Exercise: The entries below are to be repeated exactly as they stand.

(Extracted data entries)

==*==

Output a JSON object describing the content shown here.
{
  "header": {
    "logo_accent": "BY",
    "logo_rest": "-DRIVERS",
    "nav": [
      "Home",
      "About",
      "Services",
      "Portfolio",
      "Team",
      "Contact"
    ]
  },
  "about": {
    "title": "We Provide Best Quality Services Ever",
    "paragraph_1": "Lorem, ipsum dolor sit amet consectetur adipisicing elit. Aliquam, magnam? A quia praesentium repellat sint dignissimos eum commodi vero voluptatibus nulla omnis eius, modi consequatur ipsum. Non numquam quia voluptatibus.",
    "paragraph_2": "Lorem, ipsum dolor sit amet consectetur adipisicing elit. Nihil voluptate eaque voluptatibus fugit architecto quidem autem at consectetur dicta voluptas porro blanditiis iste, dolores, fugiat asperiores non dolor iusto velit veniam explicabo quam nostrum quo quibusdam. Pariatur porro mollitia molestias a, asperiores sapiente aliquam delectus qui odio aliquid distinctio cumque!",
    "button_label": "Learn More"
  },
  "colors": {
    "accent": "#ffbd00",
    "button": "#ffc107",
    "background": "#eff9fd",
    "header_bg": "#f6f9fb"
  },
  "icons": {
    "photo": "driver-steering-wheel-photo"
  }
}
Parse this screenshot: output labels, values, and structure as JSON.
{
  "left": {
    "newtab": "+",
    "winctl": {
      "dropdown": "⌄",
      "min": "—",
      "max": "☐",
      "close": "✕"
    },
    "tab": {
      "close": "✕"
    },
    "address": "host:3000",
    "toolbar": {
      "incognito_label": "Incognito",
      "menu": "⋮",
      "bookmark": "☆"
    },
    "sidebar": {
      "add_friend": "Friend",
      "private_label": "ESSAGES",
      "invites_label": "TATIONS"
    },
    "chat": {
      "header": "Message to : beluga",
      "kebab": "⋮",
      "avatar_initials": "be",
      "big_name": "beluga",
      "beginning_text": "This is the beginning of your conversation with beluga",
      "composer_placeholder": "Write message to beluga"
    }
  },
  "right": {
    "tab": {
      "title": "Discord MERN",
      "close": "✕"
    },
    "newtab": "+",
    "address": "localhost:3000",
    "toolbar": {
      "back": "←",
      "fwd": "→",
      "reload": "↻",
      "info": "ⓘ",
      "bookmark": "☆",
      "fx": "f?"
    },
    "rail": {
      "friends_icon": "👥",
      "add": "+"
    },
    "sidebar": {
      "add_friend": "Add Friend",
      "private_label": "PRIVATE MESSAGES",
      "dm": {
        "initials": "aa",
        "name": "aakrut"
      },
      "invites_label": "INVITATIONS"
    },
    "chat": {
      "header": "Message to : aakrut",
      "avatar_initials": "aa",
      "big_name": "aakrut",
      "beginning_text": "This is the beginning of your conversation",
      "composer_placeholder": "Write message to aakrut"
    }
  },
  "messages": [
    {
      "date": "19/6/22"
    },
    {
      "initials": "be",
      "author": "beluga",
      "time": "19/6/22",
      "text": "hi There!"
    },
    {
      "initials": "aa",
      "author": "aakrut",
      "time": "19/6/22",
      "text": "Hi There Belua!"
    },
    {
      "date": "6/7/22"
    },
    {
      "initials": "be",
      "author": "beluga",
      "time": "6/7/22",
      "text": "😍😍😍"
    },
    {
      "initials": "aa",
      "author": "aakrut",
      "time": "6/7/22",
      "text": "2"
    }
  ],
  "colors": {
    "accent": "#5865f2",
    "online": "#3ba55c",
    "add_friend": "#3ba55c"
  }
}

==*==

Response to this exercise:
Output a JSON object describing the content shown here.
{
  "header": {
    "logo_accent": "BY",
    "logo_rest": "-DRIVERS",
    "nav": [
      "Home",
      "About",
      "Services",
      "Portfolio",
      "Team",
      "Contact"
    ]
  },
  "about": {
    "title": "We Provide Best Quality Services Ever",
    "paragraph_1": "Lorem, ipsum dolor sit amet consectetur adipisicing elit. Aliquam, magnam? A quia praesentium repellat sint dignissimos eum commodi vero voluptatibus nulla omnis eius, modi consequatur ipsum. Non numquam quia voluptatibus.",
    "paragraph_2": "Lorem, ipsum dolor sit amet consectetur adipisicing elit. Nihil voluptate eaque voluptatibus fugit architecto quidem autem at consectetur dicta voluptas porro blanditiis iste, dolores, fugiat asperiores non dolor iusto velit veniam explicabo quam nostrum quo quibusdam. Pariatur porro mollitia molestias a, asperiores sapiente aliquam delectus qui odio aliquid distinctio cumque!",
    "button_label": "Learn More"
  },
  "colors": {
    "accent": "#ffbd00",
    "button": "#ffc107",
    "background": "#eff9fd",
    "header_bg": "#f6f9fb"
  },
  "icons": {
    "photo": "driver-steering-wheel-photo"
  }
}
Parse this screenshot: output labels, values, and structure as JSON.
{
  "left": {
    "newtab": "+",
    "winctl": {
      "dropdown": "⌄",
      "min": "—",
      "max": "☐",
      "close": "✕"
    },
    "tab": {
      "close": "✕"
    },
    "address": "host:3000",
    "toolbar": {
      "incognito_label": "Incognito",
      "menu": "⋮",
      "bookmark": "☆"
    },
    "sidebar": {
      "add_friend": "Friend",
      "private_label": "ESSAGES",
      "invites_label": "TATIONS"
    },
    "chat": {
      "header": "Message to : beluga",
      "kebab": "⋮",
      "avatar_initials": "be",
      "big_name": "beluga",
      "beginning_text": "This is the beginning of your conversation with beluga",
      "composer_placeholder": "Write message to beluga"
    }
  },
  "right": {
    "tab": {
      "title": "Discord MERN",
      "close": "✕"
    },
    "newtab": "+",
    "address": "localhost:3000",
    "toolbar": {
      "back": "←",
      "fwd": "→",
      "reload": "↻",
      "info": "ⓘ",
      "bookmark": "☆",
      "fx": "f?"
    },
    "rail": {
      "friends_icon": "👥",
      "add": "+"
    },
    "sidebar": {
      "add_friend": "Add Friend",
      "private_label": "PRIVATE MESSAGES",
      "dm": {
        "initials": "aa",
        "name": "aakrut"
      },
      "invites_label": "INVITATIONS"
    },
    "chat": {
      "header": "Message to : aakrut",
      "avatar_initials": "aa",
      "big_name": "aakrut",
      "beginning_text": "This is the beginning of your conversation",
      "composer_placeholder": "Write message to aakrut"
    }
  },
  "messages": [
    {
      "date": "19/6/22"
    },
    {
      "initials": "be",
      "author": "beluga",
      "time": "19/6/22",
      "text": "hi There!"
    },
    {
      "initials": "aa",
      "author": "aakrut",
      "time": "19/6/22",
      "text": "Hi There Belua!"
    },
    {
      "date": "6/7/22"
    },
    {
      "initials": "be",
      "author": "beluga",
      "time": "6/7/22",
      "text": "😍😍😍"
    },
    {
      "initials": "aa",
      "author": "aakrut",
      "time": "6/7/22",
      "text": "2"
    }
  ],
  "colors": {
    "accent": "#5865f2",
    "online": "#3ba55c",
    "add_friend": "#3ba55c"
  }
}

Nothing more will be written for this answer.